§ WRITTEN EXERCISE: Pull out each line of the records holding the string "Uppspelning".
---------- PROVIDED RECORDS
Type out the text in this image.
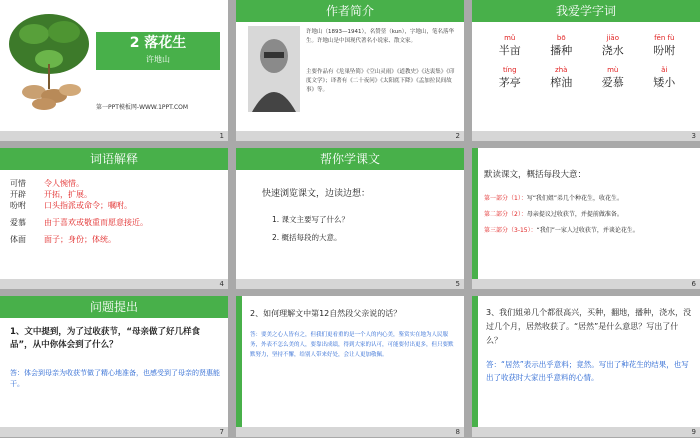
2 落花生
许地山
第一PPT模板网-WWW.1PPT.COM
1
作者简介
许地山（1893—1941），名赞堃（kun），字地山，笔名落华生。许地山是中国现代著名小说家、散文家。
主要作品有《危巢坠简》《空山灵雨》《道教史》《达衷集》《印度文学》；译著有《二十夜问》《太阳底下降》《孟加拉民间故事》等。
2
我爱学字词
mǔ
半亩
bō
播种
jiāo
浇水
fēn fù
吩咐
tíng
茅亭
zhà
榨油
mù
爱慕
ǎi
矮小
3
词语解释
可惜 令人惋惜。
开辟 开拓，扩展。
吩咐 口头指派或命令；嘱咐。
爱慕 由于喜欢或敬重而愿意接近。
体面 面子；身份；体统。
4
帮你学课文
快速浏览课文，边读边想：
1. 课文主要写了什么？
2. 概括每段的大意。
5
默读课文，概括每段大意：
第一部分（1）：写“我们姐”弟几个种花生，收花生。
第二部分（2）：母亲提议过收获节，并提前做准备。
第三部分（3-15）：“我们”一家人过收获节，并谈论花生。
6
问题提出
1、文中提到，为了过收获节，“母亲做了好几样食品”，从中你体会到了什么？
答：体会到母亲为收获节做了精心地准备，也感受到了母亲的贤惠能干。
7
2、如何理解文中第12自然段父亲说的话？
答：要美之心人皆有之，但我们更看重的是一个人的内心美，鉴赏实在地为人民服务，外表不怎么美的人，要靠出成绩，得到大家的认可，可能要付出更多，但只要默默努力，坚持不懈，给别人带来好处，会让人更加敬佩。
8
3、我们姐弟几个都很高兴，买种，翻地，播种，浇水，没过几个月，居然收获了。“居然”是什么意思？写出了什么？
答：“居然”表示出乎意料；竟然。写出了种花生的结果，也写出了收获时大家出乎意料的心情。
9
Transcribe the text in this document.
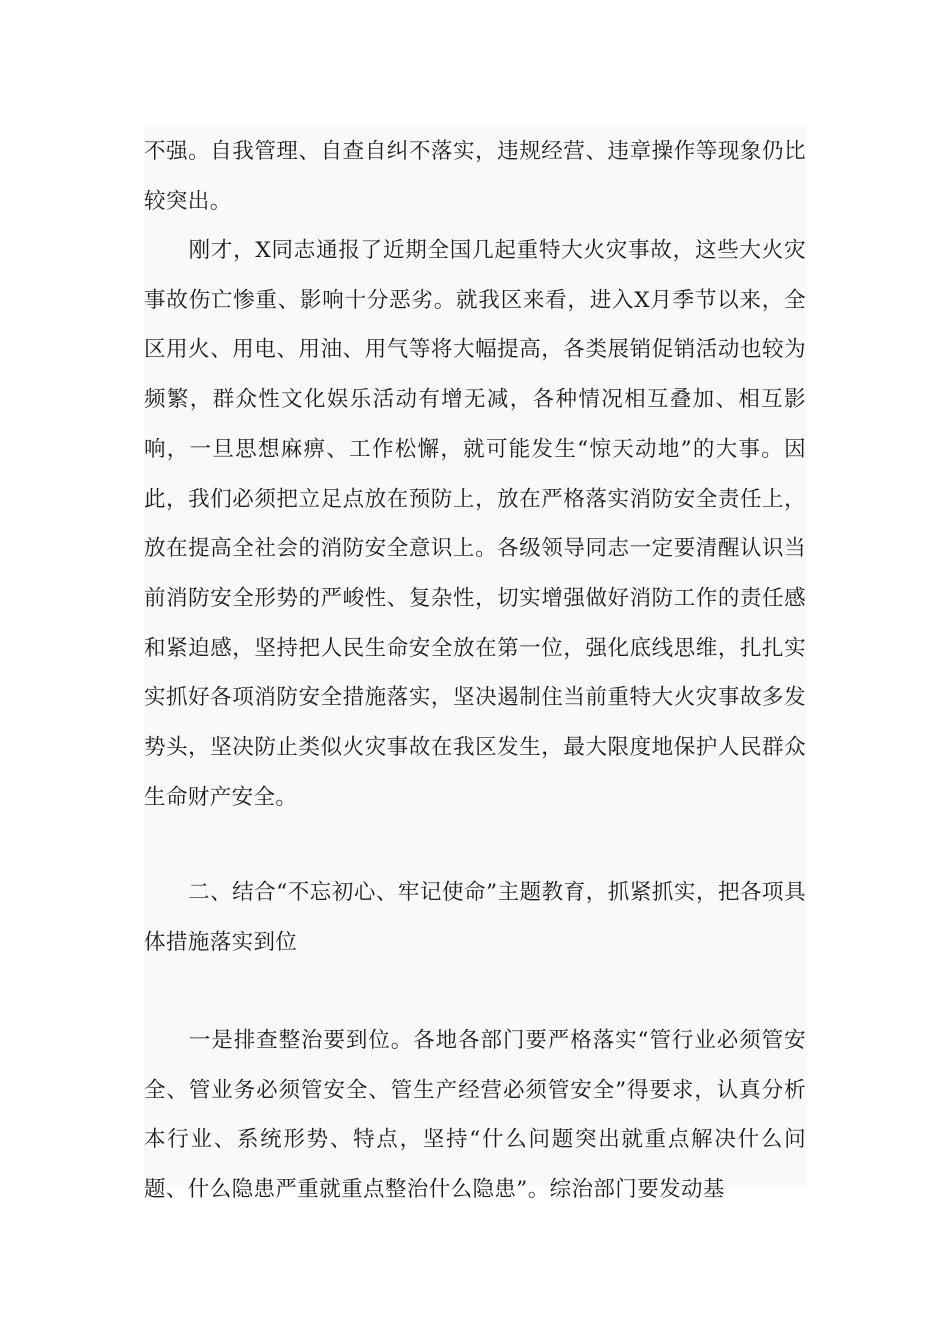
不强。自我管理、自查自纠不落实，违规经营、违章操作等现象仍比较突出。

　　刚才，X同志通报了近期全国几起重特大火灾事故，这些大火灾事故伤亡惨重、影响十分恶劣。就我区来看，进入X月季节以来，全区用火、用电、用油、用气等将大幅提高，各类展销促销活动也较为频繁，群众性文化娱乐活动有增无减，各种情况相互叠加、相互影响，一旦思想麻痹、工作松懈，就可能发生“惊天动地”的大事。因此，我们必须把立足点放在预防上，放在严格落实消防安全责任上，放在提高全社会的消防安全意识上。各级领导同志一定要清醒认识当前消防安全形势的严峻性、复杂性，切实增强做好消防工作的责任感和紧迫感，坚持把人民生命安全放在第一位，强化底线思维，扎扎实实抓好各项消防安全措施落实，坚决遏制住当前重特大火灾事故多发势头，坚决防止类似火灾事故在我区发生，最大限度地保护人民群众生命财产安全。

　　二、结合“不忘初心、牢记使命”主题教育，抓紧抓实，把各项具体措施落实到位

　　一是排查整治要到位。各地各部门要严格落实“管行业必须管安全、管业务必须管安全、管生产经营必须管安全”得要求，认真分析本行业、系统形势、特点，坚持“什么问题突出就重点解决什么问题、什么隐患严重就重点整治什么隐患”。综治部门要发动基
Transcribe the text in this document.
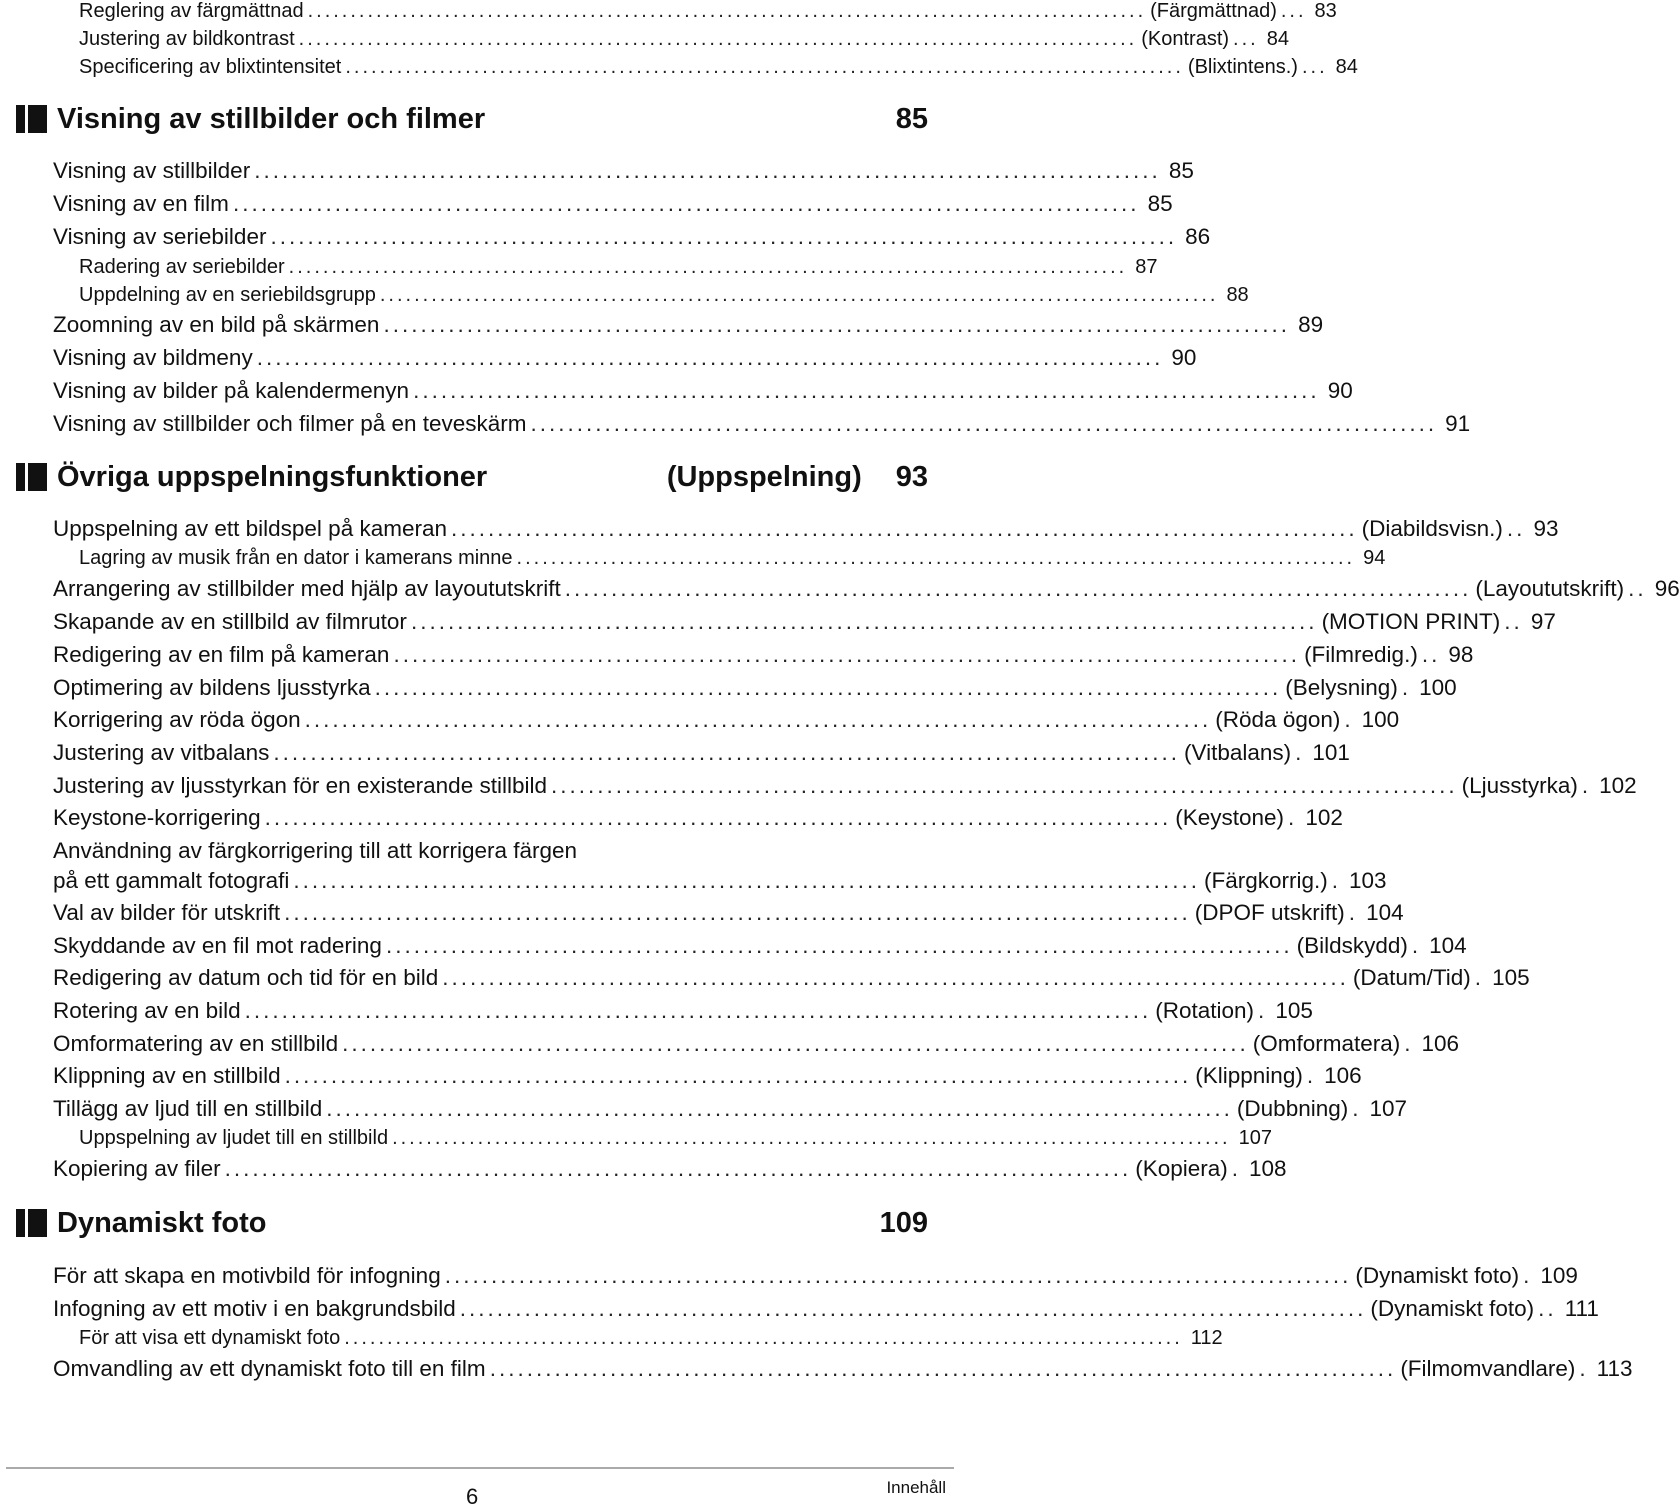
Reglering av färgmättnad .................................................................................................. (Färgmättnad) ... 83
Justering av bildkontrast .................................................................................................. (Kontrast) ... 84
Specificering av blixtintensitet .................................................................................................. (Blixtintens.) ... 84
Visning av stillbilder och filmer	85
Visning av stillbilder .................................................................................................. 85
Visning av en film .................................................................................................. 85
Visning av seriebilder .................................................................................................. 86
Radering av seriebilder .................................................................................................. 87
Uppdelning av en seriebildsgrupp .................................................................................................. 88
Zoomning av en bild på skärmen .................................................................................................. 89
Visning av bildmeny .................................................................................................. 90
Visning av bilder på kalendermenyn .................................................................................................. 90
Visning av stillbilder och filmer på en teveskärm .................................................................................................. 91
Övriga uppspelningsfunktioner	(Uppspelning) 93
Uppspelning av ett bildspel på kameran .................................................................................................. (Diabildsvisn.) .. 93
Lagring av musik från en dator i kamerans minne .................................................................................................. 94
Arrangering av stillbilder med hjälp av layoututskrift .................................................................................................. (Layoututskrift) .. 96
Skapande av en stillbild av filmrutor .................................................................................................. (MOTION PRINT) .. 97
Redigering av en film på kameran .................................................................................................. (Filmredig.) .. 98
Optimering av bildens ljusstyrka .................................................................................................. (Belysning) . 100
Korrigering av röda ögon .................................................................................................. (Röda ögon) . 100
Justering av vitbalans .................................................................................................. (Vitbalans) . 101
Justering av ljusstyrkan för en existerande stillbild .................................................................................................. (Ljusstyrka) . 102
Keystone-korrigering .................................................................................................. (Keystone) . 102
Användning av färgkorrigering till att korrigera färgen
på ett gammalt fotografi .................................................................................................. (Färgkorrig.) . 103
Val av bilder för utskrift .................................................................................................. (DPOF utskrift) . 104
Skyddande av en fil mot radering .................................................................................................. (Bildskydd) . 104
Redigering av datum och tid för en bild .................................................................................................. (Datum/Tid) . 105
Rotering av en bild .................................................................................................. (Rotation) . 105
Omformatering av en stillbild .................................................................................................. (Omformatera) . 106
Klippning av en stillbild .................................................................................................. (Klippning) . 106
Tillägg av ljud till en stillbild .................................................................................................. (Dubbning) . 107
Uppspelning av ljudet till en stillbild .................................................................................................. 107
Kopiering av filer .................................................................................................. (Kopiera) . 108
Dynamiskt foto	109
För att skapa en motivbild för infogning .................................................................................................. (Dynamiskt foto) . 109
Infogning av ett motiv i en bakgrundsbild .................................................................................................. (Dynamiskt foto) .. 111
För att visa ett dynamiskt foto .................................................................................................. 112
Omvandling av ett dynamiskt foto till en film .................................................................................................. (Filmomvandlare) . 113
6	Innehåll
--------------------
§ THE COMPLETED TASK:
Övriga uppspelningsfunktioner	(Uppspelning) 93
Uppspelning av ett bildspel på kameran .................................................................................................. (Diabildsvisn.) .. 93
Uppspelning av ljudet till en stillbild .................................................................................................. 107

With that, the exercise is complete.